> _Items listed in a dataset_:

——————

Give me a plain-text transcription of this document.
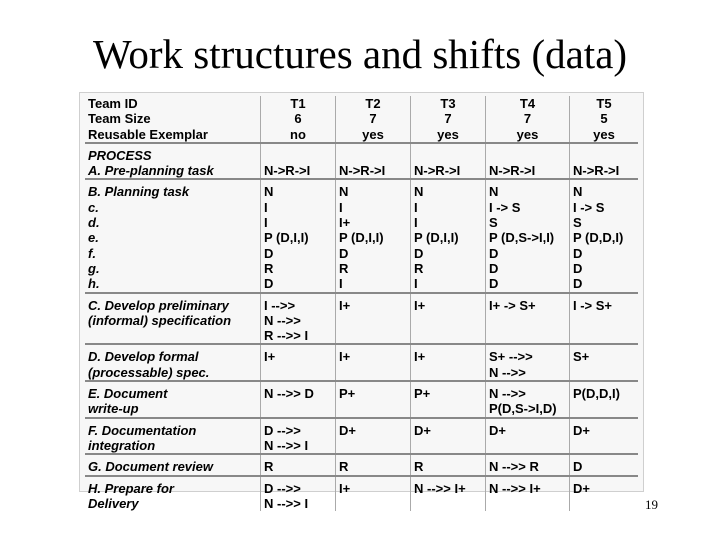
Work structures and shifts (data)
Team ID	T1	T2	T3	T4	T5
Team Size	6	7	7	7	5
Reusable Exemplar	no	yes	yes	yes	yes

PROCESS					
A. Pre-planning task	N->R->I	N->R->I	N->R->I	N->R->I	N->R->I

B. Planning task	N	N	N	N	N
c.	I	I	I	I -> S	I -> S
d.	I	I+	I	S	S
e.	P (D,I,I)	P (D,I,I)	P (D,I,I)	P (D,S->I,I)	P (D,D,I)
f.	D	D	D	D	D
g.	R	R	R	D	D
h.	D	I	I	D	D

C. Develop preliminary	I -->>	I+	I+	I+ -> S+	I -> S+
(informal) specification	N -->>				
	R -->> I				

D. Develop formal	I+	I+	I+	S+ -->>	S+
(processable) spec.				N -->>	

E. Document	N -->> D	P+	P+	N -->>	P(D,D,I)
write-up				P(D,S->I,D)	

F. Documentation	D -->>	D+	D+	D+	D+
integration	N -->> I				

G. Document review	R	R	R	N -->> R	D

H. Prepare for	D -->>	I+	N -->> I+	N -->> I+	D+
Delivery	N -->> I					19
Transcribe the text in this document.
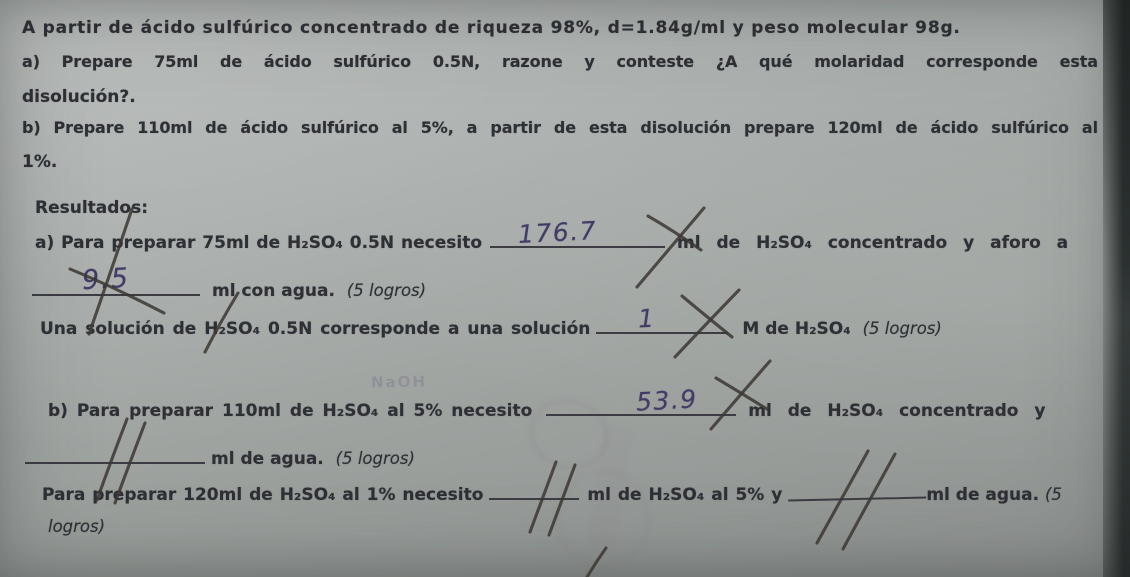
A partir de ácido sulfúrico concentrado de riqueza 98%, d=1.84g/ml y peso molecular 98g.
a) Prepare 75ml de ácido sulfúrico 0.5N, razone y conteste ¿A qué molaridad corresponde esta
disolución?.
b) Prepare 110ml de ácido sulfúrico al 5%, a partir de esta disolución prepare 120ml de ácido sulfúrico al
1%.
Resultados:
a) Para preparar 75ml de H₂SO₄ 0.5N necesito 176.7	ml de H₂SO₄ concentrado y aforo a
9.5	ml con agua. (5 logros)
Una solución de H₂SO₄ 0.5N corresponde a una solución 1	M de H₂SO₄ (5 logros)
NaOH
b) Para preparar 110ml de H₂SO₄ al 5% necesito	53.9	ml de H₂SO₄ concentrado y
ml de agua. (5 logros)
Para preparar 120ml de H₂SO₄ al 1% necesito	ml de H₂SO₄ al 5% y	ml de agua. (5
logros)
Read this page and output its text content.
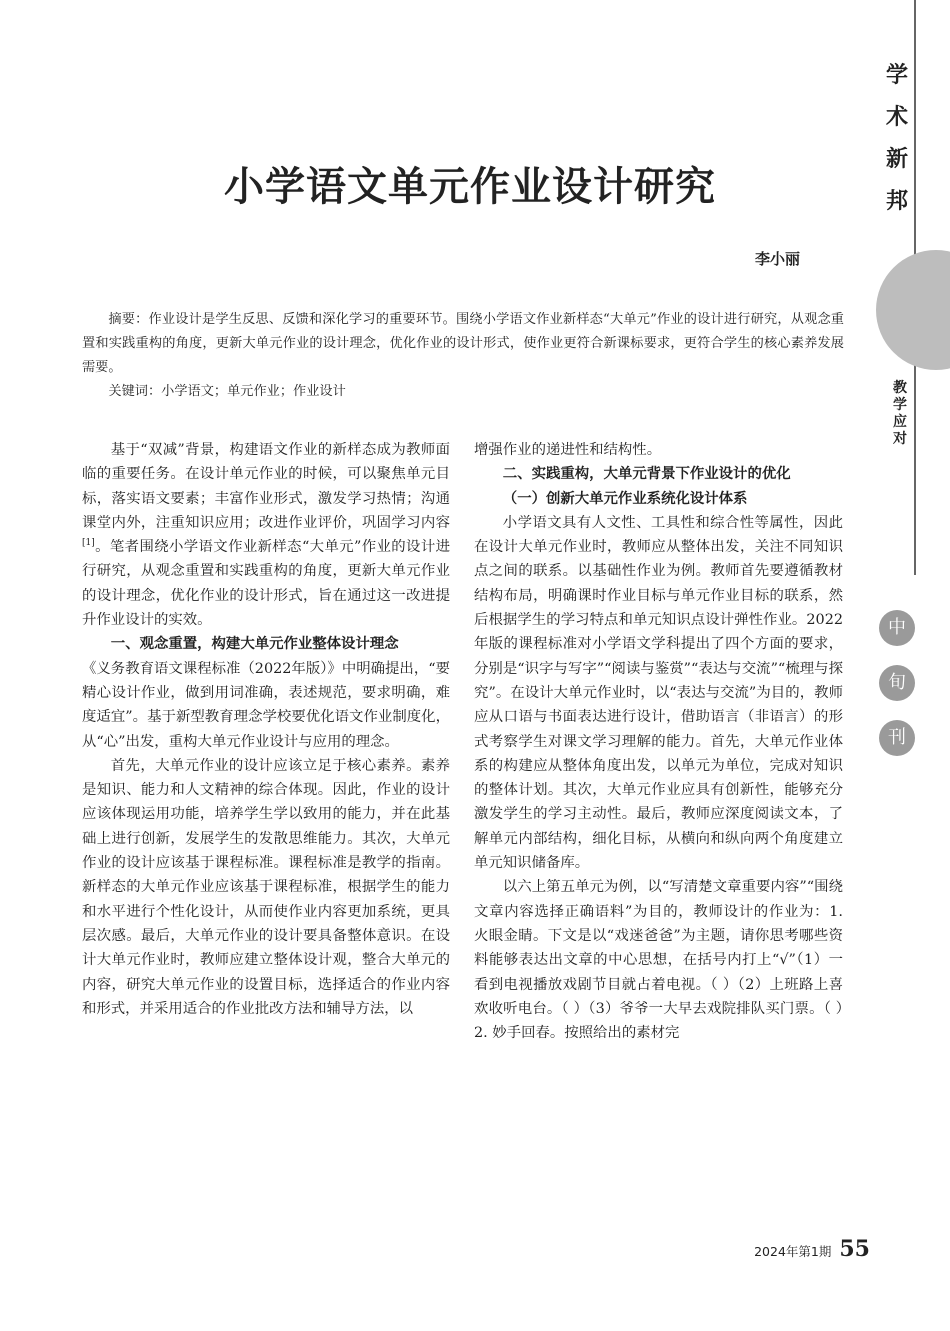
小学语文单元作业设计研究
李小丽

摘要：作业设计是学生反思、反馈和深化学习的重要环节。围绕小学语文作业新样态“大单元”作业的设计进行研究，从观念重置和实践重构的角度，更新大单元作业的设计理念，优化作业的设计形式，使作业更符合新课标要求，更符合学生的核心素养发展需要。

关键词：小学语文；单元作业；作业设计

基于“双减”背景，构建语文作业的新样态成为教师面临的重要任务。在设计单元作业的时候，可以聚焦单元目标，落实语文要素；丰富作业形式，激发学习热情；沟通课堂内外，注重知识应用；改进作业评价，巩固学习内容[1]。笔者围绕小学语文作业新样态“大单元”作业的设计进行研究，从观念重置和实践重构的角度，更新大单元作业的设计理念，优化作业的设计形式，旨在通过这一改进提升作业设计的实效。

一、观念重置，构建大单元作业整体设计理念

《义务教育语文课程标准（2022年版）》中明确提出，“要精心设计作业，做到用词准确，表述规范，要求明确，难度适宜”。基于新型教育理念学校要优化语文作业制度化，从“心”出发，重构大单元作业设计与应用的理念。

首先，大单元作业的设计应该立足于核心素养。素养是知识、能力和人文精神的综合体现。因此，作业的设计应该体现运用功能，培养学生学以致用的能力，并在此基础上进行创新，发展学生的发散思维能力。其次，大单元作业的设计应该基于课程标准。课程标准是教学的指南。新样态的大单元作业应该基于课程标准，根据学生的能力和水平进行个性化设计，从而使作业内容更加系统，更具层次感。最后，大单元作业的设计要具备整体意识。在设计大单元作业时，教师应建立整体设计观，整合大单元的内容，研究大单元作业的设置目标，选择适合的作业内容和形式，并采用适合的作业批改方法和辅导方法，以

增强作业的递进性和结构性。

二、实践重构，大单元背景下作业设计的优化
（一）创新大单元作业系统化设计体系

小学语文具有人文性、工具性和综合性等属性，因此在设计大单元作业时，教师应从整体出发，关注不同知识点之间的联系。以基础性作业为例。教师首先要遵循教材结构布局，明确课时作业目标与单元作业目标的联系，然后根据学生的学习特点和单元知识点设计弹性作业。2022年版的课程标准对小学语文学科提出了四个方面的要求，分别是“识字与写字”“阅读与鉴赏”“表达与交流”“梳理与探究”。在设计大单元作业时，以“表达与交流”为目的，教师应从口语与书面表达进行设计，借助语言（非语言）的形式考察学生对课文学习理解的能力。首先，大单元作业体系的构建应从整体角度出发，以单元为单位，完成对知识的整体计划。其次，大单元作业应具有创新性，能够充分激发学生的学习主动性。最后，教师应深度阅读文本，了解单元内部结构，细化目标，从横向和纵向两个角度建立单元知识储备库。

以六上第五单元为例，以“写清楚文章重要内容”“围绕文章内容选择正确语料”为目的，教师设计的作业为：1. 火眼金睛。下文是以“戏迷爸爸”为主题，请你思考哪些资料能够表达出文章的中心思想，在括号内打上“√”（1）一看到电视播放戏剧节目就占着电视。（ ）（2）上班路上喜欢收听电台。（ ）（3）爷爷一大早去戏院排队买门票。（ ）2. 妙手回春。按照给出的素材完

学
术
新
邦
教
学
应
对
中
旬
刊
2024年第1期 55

——————

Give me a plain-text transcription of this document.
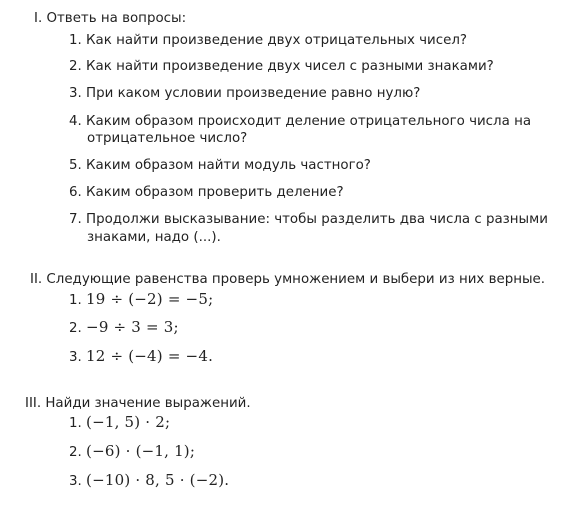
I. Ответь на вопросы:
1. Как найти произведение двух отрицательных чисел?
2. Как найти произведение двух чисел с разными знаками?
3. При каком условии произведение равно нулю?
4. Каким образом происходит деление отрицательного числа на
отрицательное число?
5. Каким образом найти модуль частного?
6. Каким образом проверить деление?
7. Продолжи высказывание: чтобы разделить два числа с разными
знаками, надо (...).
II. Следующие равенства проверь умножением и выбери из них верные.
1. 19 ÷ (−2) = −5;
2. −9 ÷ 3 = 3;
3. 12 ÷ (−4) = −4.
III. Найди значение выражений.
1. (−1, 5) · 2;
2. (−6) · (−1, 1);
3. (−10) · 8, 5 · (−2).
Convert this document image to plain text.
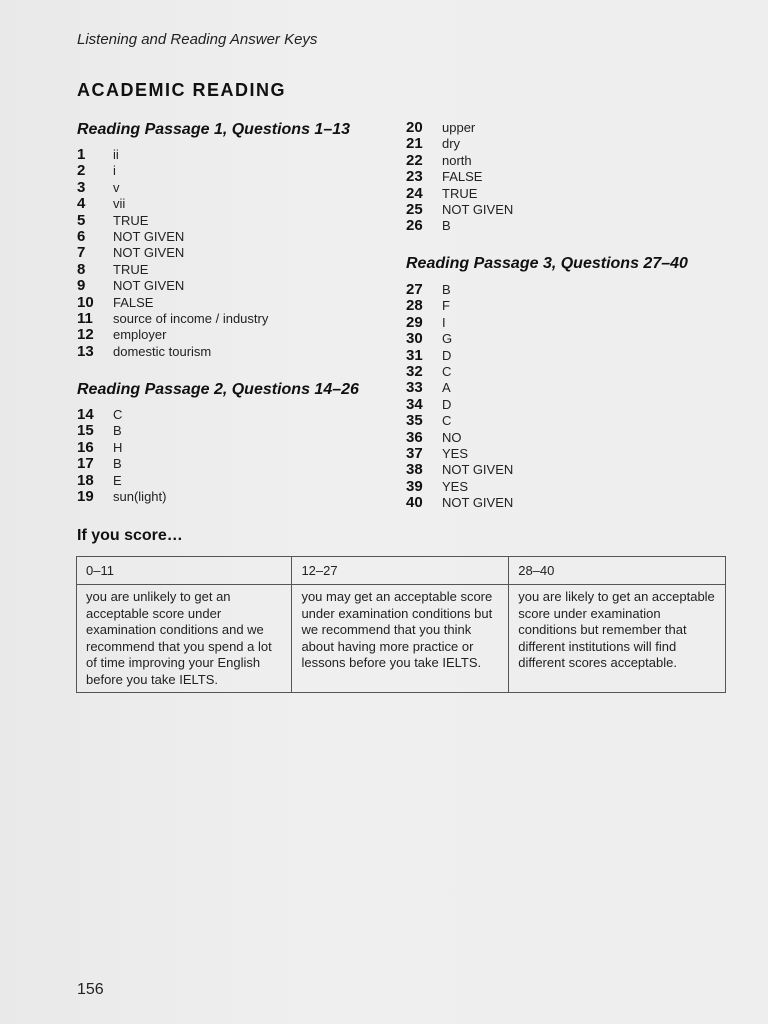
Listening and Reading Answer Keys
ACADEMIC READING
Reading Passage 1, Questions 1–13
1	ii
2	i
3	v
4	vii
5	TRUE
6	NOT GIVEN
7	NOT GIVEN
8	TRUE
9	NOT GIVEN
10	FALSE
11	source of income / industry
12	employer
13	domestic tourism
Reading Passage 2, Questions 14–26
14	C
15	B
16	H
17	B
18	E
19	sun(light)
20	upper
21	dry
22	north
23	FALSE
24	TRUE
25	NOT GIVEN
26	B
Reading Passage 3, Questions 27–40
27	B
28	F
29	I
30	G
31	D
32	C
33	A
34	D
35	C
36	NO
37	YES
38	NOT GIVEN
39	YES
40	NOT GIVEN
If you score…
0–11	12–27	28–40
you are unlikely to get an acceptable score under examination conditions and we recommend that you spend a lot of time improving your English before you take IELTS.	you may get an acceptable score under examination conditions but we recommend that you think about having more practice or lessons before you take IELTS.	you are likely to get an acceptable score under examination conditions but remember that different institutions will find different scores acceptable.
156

——————

Reproduce each line of the entries in which the word "деление" is found.

4. Каким образом происходит деление отрицательного числа на
6. Каким образом проверить деление?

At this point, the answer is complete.